*Brief*.
Filter the entries, keeping every line with the word "JSON".
─── Record extracts ───
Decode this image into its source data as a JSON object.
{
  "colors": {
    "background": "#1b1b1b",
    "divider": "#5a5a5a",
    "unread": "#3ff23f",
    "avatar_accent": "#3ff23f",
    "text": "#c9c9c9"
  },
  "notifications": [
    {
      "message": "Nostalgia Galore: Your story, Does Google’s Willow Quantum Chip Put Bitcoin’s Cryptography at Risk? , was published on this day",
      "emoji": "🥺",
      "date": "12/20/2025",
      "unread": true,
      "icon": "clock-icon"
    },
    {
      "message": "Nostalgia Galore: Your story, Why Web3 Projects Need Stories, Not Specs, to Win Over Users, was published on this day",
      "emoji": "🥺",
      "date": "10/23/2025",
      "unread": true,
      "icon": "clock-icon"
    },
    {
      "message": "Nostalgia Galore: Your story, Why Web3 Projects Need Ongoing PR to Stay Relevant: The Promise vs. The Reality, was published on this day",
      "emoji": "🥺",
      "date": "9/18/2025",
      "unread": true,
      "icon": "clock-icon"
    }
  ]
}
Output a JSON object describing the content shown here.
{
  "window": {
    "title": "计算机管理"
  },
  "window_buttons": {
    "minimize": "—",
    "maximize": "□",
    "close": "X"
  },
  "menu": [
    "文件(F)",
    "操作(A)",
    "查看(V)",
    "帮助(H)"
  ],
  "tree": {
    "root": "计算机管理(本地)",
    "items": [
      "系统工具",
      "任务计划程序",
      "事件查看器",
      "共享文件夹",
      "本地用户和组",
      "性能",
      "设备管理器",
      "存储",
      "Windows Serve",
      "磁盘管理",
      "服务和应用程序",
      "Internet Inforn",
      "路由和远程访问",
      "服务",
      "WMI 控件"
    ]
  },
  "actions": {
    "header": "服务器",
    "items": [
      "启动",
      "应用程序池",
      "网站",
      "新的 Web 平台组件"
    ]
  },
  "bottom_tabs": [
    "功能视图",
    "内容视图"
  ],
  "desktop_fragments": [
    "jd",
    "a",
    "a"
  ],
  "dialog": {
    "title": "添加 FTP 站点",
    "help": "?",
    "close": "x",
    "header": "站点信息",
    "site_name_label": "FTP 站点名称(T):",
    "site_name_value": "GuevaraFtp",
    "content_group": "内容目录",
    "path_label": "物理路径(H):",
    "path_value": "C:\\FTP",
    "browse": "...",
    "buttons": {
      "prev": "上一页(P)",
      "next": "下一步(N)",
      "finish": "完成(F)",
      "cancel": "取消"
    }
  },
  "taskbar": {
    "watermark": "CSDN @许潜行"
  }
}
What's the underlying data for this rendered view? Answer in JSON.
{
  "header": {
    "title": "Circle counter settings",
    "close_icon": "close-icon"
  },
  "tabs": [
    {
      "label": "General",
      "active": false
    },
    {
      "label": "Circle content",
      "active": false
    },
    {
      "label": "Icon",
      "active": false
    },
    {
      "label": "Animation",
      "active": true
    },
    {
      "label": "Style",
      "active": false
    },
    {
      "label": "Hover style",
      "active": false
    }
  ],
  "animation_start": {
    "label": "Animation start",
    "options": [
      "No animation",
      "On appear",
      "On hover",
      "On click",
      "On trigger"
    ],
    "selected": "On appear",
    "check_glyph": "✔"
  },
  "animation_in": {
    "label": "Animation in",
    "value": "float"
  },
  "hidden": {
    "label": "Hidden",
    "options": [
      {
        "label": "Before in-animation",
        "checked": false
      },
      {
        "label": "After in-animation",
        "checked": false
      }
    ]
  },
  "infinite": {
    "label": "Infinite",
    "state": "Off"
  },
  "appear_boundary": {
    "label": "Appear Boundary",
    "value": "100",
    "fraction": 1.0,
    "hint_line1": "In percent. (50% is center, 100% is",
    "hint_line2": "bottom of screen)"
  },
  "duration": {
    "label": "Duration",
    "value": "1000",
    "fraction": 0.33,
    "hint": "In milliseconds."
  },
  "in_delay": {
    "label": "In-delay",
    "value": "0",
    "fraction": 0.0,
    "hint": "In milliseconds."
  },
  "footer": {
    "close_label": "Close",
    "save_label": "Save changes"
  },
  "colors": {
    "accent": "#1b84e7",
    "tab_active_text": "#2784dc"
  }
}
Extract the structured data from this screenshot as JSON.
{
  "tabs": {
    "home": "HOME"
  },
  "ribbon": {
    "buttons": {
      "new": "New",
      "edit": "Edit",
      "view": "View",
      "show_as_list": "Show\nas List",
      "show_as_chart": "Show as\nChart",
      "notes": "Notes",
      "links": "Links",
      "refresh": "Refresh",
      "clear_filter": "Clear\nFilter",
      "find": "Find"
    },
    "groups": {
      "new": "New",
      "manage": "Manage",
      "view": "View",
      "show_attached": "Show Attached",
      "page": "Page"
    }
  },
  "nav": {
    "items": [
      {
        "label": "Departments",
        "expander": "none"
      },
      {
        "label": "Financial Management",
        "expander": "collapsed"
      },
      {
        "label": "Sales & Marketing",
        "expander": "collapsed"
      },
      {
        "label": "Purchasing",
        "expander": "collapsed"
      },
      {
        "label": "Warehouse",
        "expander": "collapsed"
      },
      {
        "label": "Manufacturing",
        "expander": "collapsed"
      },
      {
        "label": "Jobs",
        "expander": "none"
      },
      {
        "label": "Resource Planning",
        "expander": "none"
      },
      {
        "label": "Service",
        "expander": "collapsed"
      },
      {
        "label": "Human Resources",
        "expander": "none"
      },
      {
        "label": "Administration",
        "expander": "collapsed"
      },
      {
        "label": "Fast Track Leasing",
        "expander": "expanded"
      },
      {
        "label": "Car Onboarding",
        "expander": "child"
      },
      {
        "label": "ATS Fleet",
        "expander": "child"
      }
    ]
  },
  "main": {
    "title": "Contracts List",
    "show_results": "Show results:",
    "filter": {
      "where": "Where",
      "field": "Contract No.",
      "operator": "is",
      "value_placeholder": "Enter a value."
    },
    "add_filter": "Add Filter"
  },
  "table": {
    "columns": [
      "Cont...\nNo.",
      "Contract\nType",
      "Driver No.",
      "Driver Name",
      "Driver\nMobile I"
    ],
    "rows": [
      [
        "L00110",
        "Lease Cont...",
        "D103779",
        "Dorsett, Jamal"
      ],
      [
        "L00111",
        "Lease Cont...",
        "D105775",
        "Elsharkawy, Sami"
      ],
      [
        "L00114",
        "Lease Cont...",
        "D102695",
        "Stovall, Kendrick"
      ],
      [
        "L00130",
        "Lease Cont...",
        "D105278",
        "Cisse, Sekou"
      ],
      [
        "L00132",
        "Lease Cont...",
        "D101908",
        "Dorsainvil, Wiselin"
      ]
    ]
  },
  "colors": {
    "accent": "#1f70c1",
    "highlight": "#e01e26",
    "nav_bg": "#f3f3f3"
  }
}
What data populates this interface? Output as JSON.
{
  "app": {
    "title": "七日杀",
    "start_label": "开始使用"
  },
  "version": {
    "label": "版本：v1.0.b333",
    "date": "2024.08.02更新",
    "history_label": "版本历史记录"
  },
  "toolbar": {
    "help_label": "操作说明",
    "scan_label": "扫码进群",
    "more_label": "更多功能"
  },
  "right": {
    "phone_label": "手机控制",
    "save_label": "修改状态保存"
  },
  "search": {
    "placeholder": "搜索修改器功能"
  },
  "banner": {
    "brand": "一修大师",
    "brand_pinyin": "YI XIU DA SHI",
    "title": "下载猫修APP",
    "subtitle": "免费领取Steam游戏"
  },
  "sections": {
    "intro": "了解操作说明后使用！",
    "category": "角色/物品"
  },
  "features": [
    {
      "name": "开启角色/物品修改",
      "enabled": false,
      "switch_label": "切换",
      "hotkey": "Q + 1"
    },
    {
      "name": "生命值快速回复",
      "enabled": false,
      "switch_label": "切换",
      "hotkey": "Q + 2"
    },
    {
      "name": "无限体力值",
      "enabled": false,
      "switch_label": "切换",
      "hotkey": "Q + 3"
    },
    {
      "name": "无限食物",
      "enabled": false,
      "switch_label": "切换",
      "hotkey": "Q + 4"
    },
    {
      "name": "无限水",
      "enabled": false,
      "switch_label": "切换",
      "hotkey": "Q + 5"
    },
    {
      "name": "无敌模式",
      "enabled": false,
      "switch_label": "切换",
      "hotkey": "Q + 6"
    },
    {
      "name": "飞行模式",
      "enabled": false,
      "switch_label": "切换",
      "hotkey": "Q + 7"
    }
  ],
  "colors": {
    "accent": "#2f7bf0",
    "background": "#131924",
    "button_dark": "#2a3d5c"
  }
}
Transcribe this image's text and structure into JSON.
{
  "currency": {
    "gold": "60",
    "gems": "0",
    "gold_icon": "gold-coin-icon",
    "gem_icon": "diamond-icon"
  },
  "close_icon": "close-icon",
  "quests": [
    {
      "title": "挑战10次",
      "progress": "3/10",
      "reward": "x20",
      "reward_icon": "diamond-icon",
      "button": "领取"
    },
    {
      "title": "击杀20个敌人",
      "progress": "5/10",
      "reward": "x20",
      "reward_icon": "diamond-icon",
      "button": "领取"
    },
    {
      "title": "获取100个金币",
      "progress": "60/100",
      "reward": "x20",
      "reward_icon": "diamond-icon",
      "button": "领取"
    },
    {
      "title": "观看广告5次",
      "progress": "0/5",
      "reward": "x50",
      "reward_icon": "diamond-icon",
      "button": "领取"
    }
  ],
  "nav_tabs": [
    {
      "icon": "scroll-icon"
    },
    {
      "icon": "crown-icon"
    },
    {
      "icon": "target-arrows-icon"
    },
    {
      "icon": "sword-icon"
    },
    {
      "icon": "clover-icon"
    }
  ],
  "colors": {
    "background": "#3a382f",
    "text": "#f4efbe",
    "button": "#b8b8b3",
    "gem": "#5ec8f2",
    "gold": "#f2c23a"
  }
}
───
*The reply*.
Decode this image into its source data as a JSON object.
Output a JSON object describing the content shown here.
What's the underlying data for this rendered view? Answer in JSON.
Extract the structured data from this screenshot as JSON.
What data populates this interface? Output as JSON.
Transcribe this image's text and structure into JSON.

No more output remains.